Report, word for word, every line of the material that contains "icon".

• **Dataset content**:
* START *
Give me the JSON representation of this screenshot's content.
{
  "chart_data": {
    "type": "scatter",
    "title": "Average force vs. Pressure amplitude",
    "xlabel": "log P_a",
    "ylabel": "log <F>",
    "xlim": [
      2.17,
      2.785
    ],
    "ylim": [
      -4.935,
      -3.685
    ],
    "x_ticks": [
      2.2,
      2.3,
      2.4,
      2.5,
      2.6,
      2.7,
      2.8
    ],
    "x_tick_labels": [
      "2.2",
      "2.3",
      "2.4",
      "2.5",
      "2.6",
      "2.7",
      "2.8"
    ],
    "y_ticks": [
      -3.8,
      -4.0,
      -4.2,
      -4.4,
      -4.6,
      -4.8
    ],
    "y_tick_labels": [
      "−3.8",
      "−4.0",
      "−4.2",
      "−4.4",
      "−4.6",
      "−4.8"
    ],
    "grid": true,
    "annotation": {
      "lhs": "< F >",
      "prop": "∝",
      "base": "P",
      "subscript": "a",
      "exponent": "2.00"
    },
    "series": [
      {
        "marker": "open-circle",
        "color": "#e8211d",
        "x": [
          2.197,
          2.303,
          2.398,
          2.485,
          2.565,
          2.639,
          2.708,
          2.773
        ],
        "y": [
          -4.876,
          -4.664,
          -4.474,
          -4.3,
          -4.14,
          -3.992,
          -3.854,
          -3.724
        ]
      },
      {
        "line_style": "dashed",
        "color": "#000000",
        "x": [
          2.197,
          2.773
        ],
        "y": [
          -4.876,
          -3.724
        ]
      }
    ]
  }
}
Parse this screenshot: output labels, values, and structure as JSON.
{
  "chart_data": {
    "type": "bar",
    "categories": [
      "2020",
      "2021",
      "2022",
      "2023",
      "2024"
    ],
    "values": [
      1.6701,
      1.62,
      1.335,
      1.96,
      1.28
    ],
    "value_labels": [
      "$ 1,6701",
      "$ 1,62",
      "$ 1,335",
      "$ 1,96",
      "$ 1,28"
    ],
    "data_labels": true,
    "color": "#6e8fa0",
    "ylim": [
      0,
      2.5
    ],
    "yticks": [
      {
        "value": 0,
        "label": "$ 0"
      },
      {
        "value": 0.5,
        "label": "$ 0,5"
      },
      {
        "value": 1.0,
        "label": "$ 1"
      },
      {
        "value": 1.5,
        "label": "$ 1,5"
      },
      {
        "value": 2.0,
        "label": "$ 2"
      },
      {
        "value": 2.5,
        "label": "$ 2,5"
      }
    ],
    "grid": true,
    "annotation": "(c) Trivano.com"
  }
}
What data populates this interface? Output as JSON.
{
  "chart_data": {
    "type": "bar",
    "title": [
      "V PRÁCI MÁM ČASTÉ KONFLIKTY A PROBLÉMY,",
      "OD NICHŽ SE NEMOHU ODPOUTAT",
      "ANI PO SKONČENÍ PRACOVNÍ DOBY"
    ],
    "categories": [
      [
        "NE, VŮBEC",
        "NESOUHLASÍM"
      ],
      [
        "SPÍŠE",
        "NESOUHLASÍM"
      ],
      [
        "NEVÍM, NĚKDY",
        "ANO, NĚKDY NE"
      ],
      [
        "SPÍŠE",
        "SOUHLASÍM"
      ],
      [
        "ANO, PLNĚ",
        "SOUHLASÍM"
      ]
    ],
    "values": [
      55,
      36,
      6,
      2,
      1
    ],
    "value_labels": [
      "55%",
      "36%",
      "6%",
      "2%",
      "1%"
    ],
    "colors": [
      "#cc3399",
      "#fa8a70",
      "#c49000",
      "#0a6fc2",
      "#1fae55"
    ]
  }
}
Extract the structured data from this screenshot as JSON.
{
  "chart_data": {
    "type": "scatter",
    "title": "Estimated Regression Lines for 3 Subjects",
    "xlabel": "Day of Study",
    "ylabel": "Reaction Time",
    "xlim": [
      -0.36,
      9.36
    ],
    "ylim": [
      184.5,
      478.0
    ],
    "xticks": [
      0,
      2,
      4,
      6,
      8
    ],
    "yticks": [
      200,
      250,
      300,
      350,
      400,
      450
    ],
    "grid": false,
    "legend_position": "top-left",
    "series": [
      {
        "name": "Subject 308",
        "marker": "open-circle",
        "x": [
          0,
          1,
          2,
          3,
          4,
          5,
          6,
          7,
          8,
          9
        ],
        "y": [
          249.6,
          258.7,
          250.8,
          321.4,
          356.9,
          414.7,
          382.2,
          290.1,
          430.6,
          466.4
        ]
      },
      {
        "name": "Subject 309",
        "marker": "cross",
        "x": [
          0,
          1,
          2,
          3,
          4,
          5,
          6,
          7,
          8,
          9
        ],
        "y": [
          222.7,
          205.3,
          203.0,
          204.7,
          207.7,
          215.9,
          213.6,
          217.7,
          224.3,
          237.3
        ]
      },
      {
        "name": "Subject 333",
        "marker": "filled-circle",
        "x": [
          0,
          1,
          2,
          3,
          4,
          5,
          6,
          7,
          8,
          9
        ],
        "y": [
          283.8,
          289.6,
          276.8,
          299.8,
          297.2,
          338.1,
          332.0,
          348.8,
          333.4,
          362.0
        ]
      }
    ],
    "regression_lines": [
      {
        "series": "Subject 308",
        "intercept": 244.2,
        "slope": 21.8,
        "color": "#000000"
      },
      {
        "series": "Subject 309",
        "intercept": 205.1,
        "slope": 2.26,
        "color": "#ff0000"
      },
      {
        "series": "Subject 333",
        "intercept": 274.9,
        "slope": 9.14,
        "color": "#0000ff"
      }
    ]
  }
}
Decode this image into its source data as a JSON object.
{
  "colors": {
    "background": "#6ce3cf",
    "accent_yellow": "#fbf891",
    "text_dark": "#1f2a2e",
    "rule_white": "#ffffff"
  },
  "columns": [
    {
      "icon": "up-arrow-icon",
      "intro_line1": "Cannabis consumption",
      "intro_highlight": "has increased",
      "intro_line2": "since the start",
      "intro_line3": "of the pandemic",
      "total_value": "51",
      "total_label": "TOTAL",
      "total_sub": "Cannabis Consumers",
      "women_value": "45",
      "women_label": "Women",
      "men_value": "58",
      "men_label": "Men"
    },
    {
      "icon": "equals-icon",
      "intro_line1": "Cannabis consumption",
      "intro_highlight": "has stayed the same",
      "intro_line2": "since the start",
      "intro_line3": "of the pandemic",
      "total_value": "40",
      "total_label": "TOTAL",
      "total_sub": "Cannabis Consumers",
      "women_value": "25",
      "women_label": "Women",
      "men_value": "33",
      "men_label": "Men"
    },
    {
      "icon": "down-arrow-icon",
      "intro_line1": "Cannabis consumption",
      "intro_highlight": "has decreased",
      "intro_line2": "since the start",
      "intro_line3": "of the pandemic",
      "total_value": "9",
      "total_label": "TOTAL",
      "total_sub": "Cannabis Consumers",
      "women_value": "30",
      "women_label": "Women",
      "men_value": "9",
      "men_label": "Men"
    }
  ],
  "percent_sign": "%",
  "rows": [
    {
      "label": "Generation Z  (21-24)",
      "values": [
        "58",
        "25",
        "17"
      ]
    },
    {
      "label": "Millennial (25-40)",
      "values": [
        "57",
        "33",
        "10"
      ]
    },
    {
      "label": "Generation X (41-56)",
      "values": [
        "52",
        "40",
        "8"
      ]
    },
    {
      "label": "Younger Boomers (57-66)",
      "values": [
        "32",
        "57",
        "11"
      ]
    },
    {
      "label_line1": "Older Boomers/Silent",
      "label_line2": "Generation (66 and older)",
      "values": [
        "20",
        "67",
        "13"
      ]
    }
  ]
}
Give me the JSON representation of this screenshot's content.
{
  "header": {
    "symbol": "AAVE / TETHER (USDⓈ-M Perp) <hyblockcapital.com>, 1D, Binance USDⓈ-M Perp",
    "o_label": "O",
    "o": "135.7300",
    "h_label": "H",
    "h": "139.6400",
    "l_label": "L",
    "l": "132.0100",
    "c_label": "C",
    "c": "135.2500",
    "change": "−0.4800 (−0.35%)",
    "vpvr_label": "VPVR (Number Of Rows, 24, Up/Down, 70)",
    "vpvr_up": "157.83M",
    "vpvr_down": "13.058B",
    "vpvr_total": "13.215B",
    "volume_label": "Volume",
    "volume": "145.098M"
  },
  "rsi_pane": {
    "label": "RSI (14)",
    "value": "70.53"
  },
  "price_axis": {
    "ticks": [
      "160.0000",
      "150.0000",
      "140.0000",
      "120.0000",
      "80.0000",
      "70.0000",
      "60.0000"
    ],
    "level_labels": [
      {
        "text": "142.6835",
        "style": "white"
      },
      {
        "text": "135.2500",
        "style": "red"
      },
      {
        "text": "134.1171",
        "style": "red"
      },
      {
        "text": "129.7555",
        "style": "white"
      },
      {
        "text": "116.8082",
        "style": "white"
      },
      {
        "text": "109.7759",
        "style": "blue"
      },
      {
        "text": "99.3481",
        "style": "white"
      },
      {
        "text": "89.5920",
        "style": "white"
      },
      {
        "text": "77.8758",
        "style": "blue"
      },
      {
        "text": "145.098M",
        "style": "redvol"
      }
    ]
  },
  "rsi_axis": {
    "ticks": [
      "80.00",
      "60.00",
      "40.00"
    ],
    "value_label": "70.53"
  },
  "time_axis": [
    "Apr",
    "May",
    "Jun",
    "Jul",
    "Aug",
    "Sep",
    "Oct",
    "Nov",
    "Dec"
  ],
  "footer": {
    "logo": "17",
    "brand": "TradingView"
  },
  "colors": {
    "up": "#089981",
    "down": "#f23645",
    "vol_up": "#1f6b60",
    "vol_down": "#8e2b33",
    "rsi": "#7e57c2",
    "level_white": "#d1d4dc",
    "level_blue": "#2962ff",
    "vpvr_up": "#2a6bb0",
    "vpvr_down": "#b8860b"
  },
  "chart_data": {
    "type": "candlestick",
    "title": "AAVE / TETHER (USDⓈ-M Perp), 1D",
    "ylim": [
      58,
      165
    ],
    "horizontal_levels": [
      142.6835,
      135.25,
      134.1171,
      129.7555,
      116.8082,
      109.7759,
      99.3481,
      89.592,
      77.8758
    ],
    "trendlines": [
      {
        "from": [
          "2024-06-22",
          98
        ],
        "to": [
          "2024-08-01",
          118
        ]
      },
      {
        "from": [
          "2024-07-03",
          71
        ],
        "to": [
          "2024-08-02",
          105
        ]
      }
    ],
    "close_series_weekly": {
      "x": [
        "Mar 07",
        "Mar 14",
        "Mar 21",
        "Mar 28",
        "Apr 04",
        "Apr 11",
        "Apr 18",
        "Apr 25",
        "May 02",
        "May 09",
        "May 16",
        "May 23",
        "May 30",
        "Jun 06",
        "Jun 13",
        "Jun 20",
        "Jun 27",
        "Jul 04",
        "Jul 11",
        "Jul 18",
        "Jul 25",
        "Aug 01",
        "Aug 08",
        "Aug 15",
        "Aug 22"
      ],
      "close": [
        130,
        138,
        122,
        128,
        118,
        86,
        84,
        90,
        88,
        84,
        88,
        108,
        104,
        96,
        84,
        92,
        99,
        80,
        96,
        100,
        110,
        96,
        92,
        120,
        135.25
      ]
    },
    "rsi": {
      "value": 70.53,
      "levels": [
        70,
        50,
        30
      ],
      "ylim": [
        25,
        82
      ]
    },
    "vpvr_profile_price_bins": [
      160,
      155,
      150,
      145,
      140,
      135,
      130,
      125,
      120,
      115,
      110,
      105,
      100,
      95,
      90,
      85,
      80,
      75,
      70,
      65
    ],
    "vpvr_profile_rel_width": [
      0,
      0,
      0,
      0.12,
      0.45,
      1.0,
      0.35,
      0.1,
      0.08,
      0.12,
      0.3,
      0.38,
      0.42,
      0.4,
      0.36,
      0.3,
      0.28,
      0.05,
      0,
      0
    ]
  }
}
* END *
• **Task response**:
      "icon": "up-arrow-icon",
      "icon": "equals-icon",
      "icon": "down-arrow-icon",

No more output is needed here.